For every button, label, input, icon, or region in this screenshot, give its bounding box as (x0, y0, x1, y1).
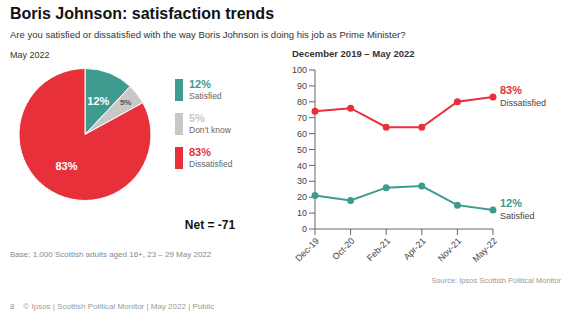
html-text:Are you satisfied or dissatisf: Are you satisfied or dissatisfied with t… (10, 29, 406, 40)
svg-text:Satisfied: Satisfied (500, 211, 535, 221)
svg-text:Apr-21: Apr-21 (402, 236, 428, 262)
html-text:May 2022: May 2022 (10, 50, 50, 60)
html-text:Source: Ipsos Scottish Politic: Source: Ipsos Scottish Political Monitor (431, 276, 561, 285)
html-text:Net = -71: Net = -71 (184, 218, 236, 232)
html-text:12%: 12% (189, 78, 211, 90)
html-text:Boris Johnson: satisfaction tr: Boris Johnson: satisfaction trends (10, 5, 274, 22)
svg-text:12%: 12% (500, 197, 522, 209)
svg-text:20: 20 (297, 192, 307, 202)
html-text:Dissatisfied: Dissatisfied (189, 159, 233, 169)
html-text:Don't know: Don't know (189, 125, 231, 135)
html-text:December 2019 – May 2022: December 2019 – May 2022 (292, 48, 415, 59)
svg-text:60: 60 (297, 129, 307, 139)
svg-text:40: 40 (297, 161, 307, 171)
svg-text:90: 90 (297, 81, 307, 91)
svg-text:Nov-21: Nov-21 (436, 236, 464, 264)
svg-text:Dec-19: Dec-19 (293, 236, 321, 264)
svg-text:10: 10 (297, 208, 307, 218)
html-text:Satisfied: Satisfied (189, 91, 222, 101)
svg-text:100: 100 (292, 65, 307, 75)
svg-text:30: 30 (297, 176, 307, 186)
svg-text:May-22: May-22 (471, 236, 499, 264)
svg-text:Feb-21: Feb-21 (365, 236, 392, 263)
svg-text:Dissatisfied: Dissatisfied (500, 98, 546, 108)
svg-text:83%: 83% (56, 160, 78, 172)
svg-text:0: 0 (302, 224, 307, 234)
svg-text:Oct-20: Oct-20 (330, 236, 356, 262)
html-text:83%: 83% (189, 146, 211, 158)
svg-text:83%: 83% (500, 84, 522, 96)
svg-text:5%: 5% (120, 98, 132, 107)
svg-text:12%: 12% (87, 95, 109, 107)
html-text:5%: 5% (189, 112, 205, 124)
html-text:Base: 1,000 Scottish adults ag: Base: 1,000 Scottish adults aged 16+, 23… (10, 250, 212, 259)
svg-text:50: 50 (297, 145, 307, 155)
svg-text:70: 70 (297, 113, 307, 123)
html-text:8 © Ipsos | Scottish Political: 8 © Ipsos | Scottish Political Monitor |… (10, 302, 215, 311)
svg-text:80: 80 (297, 97, 307, 107)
-=-=-=-=-
AIM OF THE TASK — Please transcribe the whole listing above line for line, leaving the picture out of your answer.

EXERCISE ANSWER —
For every button, label, input, icon, or region in this screenshot, give its bounding box as (x0, y0, x1, y1).
html-text:Are you satisfied or dissatisf: Are you satisfied or dissatisfied with t… (10, 29, 406, 40)
svg-text:Satisfied: Satisfied (500, 211, 535, 221)
svg-text:Apr-21: Apr-21 (402, 236, 428, 262)
html-text:May 2022: May 2022 (10, 50, 50, 60)
html-text:Source: Ipsos Scottish Politic: Source: Ipsos Scottish Political Monitor (431, 276, 561, 285)
html-text:Net = -71: Net = -71 (184, 218, 236, 232)
html-text:12%: 12% (189, 78, 211, 90)
html-text:Boris Johnson: satisfaction tr: Boris Johnson: satisfaction trends (10, 5, 274, 22)
svg-text:12%: 12% (500, 197, 522, 209)
svg-text:20: 20 (297, 192, 307, 202)
html-text:Dissatisfied: Dissatisfied (189, 159, 233, 169)
html-text:Don't know: Don't know (189, 125, 231, 135)
html-text:December 2019 – May 2022: December 2019 – May 2022 (292, 48, 415, 59)
svg-text:60: 60 (297, 129, 307, 139)
svg-text:40: 40 (297, 161, 307, 171)
svg-text:90: 90 (297, 81, 307, 91)
svg-text:Nov-21: Nov-21 (436, 236, 464, 264)
svg-text:Dec-19: Dec-19 (293, 236, 321, 264)
svg-text:10: 10 (297, 208, 307, 218)
html-text:Satisfied: Satisfied (189, 91, 222, 101)
svg-text:100: 100 (292, 65, 307, 75)
svg-text:30: 30 (297, 176, 307, 186)
svg-text:May-22: May-22 (471, 236, 499, 264)
svg-text:Feb-21: Feb-21 (365, 236, 392, 263)
svg-text:Dissatisfied: Dissatisfied (500, 98, 546, 108)
svg-text:83%: 83% (56, 160, 78, 172)
svg-text:0: 0 (302, 224, 307, 234)
svg-text:Oct-20: Oct-20 (330, 236, 356, 262)
html-text:83%: 83% (189, 146, 211, 158)
svg-text:83%: 83% (500, 84, 522, 96)
svg-text:5%: 5% (120, 98, 132, 107)
svg-text:12%: 12% (87, 95, 109, 107)
html-text:5%: 5% (189, 112, 205, 124)
html-text:Base: 1,000 Scottish adults ag: Base: 1,000 Scottish adults aged 16+, 23… (10, 250, 212, 259)
svg-text:50: 50 (297, 145, 307, 155)
svg-text:70: 70 (297, 113, 307, 123)
html-text:8 © Ipsos | Scottish Political: 8 © Ipsos | Scottish Political Monitor |… (10, 302, 215, 311)
svg-text:80: 80 (297, 97, 307, 107)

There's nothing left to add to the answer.